--- Extracted text Enclosed Below ---

A small number of recovered COVID-19 patients who had no previous history of mental health problems are developing severe psychotic symptoms, the New York Times reported.
Medical experts have observed multiple instances in the U.S. and globally of patients who’ve recovered from COVID-19 later developing “profound psychosis,” The Times reported. One New York City patient tried to strangle his cousin in bed after experiencing delusions about his cousin murdering him, and another patient in North Carolina developed paranoia about her children being kidnapped. The mother tried to save them by passing them through a fast-food restaurant drive-through window.
Murder plots, hallucinations, paranoia: post-Covid psychosis is emerging in a small number of patients. While it’s expected to remain rare, doctors worldwide have reported a smattering of cases. https://t.co/i1Tn4Avfp9
— Pam Belluck (@PamBelluck) December 28, 2020
A British study has found that 10 of 153 patients hospitalized with COVID-19 experienced “new-onset psychosis,” while another study identified 10 patients with similar symptoms in one hospital in Spain. (RELATED: Mental Health Improved For Only One Group During COVID — And Dems Did Everything They Could To Suppress It)

--- End of Enclosed Extracted text ---
--- Material shown Enclosed Below ---

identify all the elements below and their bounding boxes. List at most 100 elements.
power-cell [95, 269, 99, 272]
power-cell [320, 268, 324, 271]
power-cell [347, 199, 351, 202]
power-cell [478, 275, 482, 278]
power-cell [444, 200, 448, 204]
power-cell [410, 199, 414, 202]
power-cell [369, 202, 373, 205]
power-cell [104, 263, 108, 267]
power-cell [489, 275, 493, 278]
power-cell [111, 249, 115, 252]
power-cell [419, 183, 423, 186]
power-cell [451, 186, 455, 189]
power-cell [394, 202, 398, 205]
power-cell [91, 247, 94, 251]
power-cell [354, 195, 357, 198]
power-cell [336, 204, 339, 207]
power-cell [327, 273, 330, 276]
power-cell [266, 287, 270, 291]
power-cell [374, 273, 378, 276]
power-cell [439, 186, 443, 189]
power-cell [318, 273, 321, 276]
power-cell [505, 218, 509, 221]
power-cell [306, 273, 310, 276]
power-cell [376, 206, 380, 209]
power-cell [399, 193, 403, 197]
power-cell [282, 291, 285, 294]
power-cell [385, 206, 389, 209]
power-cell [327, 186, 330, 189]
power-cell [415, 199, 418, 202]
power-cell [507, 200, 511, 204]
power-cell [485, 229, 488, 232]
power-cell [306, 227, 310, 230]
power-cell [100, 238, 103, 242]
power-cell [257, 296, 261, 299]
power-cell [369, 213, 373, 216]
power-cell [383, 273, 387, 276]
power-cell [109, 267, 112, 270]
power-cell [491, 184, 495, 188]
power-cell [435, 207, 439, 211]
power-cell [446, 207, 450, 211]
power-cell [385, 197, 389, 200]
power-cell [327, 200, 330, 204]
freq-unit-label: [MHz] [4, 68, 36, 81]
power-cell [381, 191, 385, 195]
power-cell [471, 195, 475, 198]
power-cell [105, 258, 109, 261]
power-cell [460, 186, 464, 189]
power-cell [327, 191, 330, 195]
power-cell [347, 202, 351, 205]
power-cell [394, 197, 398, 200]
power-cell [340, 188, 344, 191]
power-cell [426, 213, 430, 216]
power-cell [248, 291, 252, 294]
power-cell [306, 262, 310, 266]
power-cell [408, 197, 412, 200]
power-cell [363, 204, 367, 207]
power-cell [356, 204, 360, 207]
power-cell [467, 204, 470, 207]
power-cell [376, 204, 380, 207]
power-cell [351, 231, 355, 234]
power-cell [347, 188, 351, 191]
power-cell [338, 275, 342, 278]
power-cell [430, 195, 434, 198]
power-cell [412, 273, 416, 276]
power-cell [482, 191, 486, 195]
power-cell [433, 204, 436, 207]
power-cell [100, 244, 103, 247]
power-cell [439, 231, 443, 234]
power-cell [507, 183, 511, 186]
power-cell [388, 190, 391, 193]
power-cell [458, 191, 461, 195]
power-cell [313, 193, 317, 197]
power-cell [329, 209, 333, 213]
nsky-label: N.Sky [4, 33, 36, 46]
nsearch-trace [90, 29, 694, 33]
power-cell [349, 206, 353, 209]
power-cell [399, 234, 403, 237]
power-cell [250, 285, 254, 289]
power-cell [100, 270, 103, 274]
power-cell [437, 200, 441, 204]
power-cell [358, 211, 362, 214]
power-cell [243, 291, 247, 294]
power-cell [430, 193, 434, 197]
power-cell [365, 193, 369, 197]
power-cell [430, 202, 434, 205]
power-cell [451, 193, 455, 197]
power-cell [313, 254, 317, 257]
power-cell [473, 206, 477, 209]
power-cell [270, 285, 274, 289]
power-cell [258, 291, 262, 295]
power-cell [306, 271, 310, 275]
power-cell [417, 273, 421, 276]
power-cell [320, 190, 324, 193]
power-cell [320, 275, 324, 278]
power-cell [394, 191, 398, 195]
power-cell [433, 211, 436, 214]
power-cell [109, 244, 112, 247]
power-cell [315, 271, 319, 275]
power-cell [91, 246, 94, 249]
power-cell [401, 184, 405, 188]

--- End of Enclosed Material shown ---

Task requirements →
(1) Reproduce the passage of the article on post-COVID psychosis from "Medical experts have" up to and including "restaurant drive-through window.", swapping "North Carolina" for "South Carolina".
(2) Extend the article on psychosis in recovered COVID-19 patients with the next part, beginning after its final sentence.

Answer list →
(1)
Medical experts have observed multiple instances in the U.S. and globally of patients who’ve recovered from COVID-19 later developing “profound psychosis,” The Times reported. One New York City patient tried to strangle his cousin in bed after experiencing delusions about his cousin murdering him, and another patient in South Carolina developed paranoia about her children being kidnapped. The mother tried to save them by passing them through a fast-food restaurant drive-through window.

(2)
Dr. Hisam Goueli, a psychiatrist in New York, told the Times that he was unsure whether COVID-19 was related to the psychological symptoms he saw in multiple patients, but it was notable that most patients who developed psychosis had no respiratory problems and didn’t get very sick from COVID-19. They were also largely in their 30s, 40s and 50s, which was striking because it’s “rare” to develop such symptoms of psychosis in this age range.
The cases of psychosis point to how COVID-19 can affect mental health and brain function, despite being initially thought to primarily cause respiratory distress. Recovered COVID-19 patients have experienced brain fog and memory problems, which may be caused by persistent immune activation, the Times reported.
The development of psychosis after recovery from infection isn’t limited to COVID-19. The 1918 flu, SARS, and MERS also were connected to such cases. Effects depend on which region of the brain the immune response impacts, which may cause some people to “have neurological symptoms, some people psychiatric and many have a combination,” Dr. Robert Yolken, a neurovirology expert at Johns Hopkins University School of Medicine, told the Times.
It’s unclear whether genetic makeup or predisposition for psychiatric illness makes some people more likely to develop psychosis after being infected with COVID-19.
Doctors initially thought that the North Carolina woman’s symptoms reflected bipolar disorder, but didn’t improve with first medication. She was given an antipsychotic medication and discharged in a week. A 49-year-old man who heard voices and believes he was the devil needed several weeks of hospitalization before being discharged and later readmitted.